Extracts from a graphics dataset
******
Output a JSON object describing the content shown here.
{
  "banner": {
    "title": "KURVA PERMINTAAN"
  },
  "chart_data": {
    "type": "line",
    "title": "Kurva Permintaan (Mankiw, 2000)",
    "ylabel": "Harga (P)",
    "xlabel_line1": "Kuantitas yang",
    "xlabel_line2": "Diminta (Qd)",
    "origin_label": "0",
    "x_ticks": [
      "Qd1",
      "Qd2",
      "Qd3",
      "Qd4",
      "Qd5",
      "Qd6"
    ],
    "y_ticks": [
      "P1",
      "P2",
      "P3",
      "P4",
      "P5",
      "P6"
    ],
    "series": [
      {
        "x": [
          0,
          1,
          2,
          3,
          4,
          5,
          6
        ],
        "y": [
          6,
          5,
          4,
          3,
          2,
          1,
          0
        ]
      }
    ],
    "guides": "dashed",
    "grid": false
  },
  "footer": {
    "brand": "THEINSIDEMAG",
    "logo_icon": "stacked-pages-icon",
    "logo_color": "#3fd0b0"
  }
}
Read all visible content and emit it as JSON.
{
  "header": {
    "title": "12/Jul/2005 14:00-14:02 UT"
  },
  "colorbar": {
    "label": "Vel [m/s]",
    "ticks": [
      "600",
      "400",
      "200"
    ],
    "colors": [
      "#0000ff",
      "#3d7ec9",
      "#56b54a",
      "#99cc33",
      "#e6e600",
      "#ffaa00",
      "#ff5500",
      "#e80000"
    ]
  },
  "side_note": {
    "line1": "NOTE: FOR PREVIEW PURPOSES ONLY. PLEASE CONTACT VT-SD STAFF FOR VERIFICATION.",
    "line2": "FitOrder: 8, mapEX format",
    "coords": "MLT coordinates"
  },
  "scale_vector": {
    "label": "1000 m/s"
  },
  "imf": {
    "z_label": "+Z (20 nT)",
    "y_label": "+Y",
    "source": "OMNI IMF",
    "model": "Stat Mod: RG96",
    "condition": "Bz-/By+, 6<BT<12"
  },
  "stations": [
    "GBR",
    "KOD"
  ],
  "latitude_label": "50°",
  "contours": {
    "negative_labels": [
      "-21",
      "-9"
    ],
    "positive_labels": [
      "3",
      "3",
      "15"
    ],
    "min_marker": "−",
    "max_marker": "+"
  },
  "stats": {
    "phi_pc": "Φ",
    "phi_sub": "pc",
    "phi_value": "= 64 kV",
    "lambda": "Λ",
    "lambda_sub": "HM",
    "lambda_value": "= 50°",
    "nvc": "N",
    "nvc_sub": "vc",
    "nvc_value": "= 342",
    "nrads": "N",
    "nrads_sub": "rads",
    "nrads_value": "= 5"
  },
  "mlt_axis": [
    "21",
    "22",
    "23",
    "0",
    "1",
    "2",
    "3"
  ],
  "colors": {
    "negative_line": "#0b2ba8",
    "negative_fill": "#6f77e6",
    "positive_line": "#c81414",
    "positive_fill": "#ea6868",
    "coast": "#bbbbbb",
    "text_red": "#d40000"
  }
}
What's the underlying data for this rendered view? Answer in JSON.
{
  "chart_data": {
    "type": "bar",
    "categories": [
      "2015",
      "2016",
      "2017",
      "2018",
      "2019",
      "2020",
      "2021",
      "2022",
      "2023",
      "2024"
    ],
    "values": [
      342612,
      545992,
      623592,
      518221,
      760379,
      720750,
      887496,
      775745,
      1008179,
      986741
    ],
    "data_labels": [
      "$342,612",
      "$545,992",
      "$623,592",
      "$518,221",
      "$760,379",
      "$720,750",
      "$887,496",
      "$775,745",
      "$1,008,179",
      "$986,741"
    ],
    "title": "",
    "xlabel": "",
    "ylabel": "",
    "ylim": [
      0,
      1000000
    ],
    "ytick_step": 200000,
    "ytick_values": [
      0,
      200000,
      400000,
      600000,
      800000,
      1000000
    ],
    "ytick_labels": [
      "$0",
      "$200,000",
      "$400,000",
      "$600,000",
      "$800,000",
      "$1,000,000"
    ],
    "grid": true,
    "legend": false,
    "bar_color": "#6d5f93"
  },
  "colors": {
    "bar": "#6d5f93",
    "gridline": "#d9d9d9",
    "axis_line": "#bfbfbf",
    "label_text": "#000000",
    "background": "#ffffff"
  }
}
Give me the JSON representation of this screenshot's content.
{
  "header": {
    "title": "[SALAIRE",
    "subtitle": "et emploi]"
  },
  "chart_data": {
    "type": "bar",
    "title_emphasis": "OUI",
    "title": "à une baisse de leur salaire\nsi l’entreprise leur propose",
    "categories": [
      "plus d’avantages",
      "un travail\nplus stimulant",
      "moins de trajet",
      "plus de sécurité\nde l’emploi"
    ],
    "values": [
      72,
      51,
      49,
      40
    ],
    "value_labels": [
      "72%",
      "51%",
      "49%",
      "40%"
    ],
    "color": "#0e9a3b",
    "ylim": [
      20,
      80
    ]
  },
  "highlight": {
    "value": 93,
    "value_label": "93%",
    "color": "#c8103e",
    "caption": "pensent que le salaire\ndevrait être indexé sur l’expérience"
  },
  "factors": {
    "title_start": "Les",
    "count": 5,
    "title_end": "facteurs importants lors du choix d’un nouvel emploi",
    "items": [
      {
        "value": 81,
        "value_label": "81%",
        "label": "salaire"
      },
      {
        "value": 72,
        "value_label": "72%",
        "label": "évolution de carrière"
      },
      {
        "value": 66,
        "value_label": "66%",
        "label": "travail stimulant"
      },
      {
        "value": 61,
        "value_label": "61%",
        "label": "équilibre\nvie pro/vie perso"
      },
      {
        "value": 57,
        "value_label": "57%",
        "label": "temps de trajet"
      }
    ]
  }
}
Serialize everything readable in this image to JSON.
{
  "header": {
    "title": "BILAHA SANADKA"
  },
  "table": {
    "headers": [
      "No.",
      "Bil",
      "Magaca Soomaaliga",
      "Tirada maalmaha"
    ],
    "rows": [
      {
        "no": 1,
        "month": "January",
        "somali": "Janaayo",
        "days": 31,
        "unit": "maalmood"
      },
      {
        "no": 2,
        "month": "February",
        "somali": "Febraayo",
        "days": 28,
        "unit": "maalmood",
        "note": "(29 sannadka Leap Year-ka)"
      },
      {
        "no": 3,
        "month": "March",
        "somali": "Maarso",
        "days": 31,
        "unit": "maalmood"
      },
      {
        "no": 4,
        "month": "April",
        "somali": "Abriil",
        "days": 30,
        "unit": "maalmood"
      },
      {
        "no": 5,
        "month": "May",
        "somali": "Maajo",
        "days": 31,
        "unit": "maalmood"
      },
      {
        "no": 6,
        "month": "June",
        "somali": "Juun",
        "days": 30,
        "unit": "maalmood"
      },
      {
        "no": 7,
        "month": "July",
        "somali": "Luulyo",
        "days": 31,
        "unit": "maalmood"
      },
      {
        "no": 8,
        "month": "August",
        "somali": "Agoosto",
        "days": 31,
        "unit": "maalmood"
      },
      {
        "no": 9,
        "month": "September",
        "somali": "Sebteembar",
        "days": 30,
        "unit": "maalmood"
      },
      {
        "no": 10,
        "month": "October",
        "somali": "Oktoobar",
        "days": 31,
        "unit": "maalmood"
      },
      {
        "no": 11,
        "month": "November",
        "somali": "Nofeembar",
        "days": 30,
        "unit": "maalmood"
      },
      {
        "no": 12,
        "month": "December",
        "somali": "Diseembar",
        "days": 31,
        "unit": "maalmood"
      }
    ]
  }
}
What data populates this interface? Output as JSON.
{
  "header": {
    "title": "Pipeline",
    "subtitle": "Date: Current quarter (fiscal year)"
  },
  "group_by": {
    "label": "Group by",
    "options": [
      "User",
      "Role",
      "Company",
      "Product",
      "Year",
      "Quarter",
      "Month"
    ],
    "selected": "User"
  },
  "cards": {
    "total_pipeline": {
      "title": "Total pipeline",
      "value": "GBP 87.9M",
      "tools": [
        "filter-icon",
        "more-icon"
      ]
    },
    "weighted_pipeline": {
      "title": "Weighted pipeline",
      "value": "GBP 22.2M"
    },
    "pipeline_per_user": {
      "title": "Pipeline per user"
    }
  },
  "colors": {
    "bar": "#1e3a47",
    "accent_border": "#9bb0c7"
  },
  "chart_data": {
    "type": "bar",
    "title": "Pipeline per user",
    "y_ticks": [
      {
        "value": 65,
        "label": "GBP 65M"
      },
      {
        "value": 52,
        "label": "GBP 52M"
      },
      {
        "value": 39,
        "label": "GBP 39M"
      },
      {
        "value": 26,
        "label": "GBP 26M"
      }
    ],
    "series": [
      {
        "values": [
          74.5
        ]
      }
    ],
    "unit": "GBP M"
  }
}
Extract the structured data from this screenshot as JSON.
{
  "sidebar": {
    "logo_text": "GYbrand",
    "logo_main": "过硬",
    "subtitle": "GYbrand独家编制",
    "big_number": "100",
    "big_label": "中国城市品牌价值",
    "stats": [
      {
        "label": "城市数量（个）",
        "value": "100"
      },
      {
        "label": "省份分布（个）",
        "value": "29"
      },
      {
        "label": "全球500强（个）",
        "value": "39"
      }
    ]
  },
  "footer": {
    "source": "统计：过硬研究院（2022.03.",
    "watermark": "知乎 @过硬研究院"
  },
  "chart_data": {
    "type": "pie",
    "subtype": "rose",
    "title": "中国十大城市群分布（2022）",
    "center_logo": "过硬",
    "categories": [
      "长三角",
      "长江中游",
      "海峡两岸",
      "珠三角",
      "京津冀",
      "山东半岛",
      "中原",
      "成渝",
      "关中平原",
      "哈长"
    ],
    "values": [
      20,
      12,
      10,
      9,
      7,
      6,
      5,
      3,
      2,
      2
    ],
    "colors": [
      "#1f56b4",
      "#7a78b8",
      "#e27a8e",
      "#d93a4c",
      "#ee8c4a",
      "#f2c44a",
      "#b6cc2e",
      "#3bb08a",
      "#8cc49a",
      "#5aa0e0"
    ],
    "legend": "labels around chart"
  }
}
******
What is required
Give the number of lines that carry the word "trajet", with nothing added.

Written answer
2